## Given task
Filter the records below for the word "支出经济分类科目类级". Copy each line that holds it.

═════ Stored records

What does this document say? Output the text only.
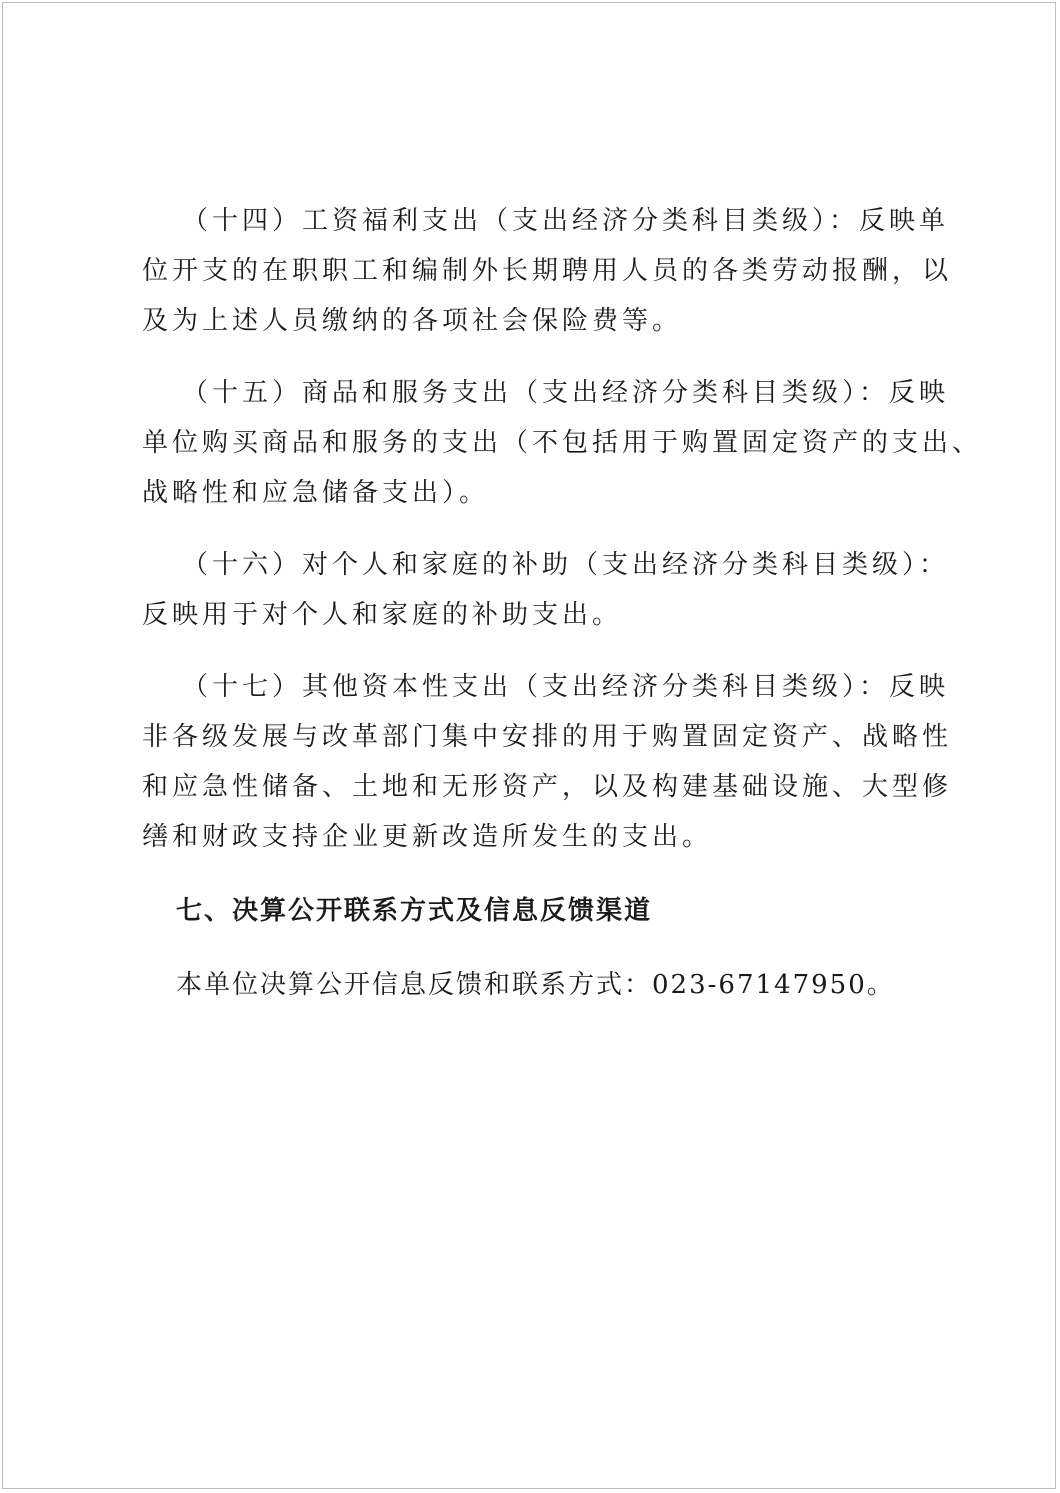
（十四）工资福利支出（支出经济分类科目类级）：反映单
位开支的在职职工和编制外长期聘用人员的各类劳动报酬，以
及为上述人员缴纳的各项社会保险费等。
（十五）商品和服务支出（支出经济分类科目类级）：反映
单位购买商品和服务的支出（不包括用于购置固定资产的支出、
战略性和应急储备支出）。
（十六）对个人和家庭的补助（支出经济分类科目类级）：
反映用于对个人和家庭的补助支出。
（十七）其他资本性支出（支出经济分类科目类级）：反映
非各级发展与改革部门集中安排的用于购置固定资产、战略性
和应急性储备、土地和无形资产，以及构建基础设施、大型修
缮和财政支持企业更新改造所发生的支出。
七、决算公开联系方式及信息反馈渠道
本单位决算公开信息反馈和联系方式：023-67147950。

══════════

## Full output
（十四）工资福利支出（支出经济分类科目类级）：反映单
（十五）商品和服务支出（支出经济分类科目类级）：反映
（十六）对个人和家庭的补助（支出经济分类科目类级）：
（十七）其他资本性支出（支出经济分类科目类级）：反映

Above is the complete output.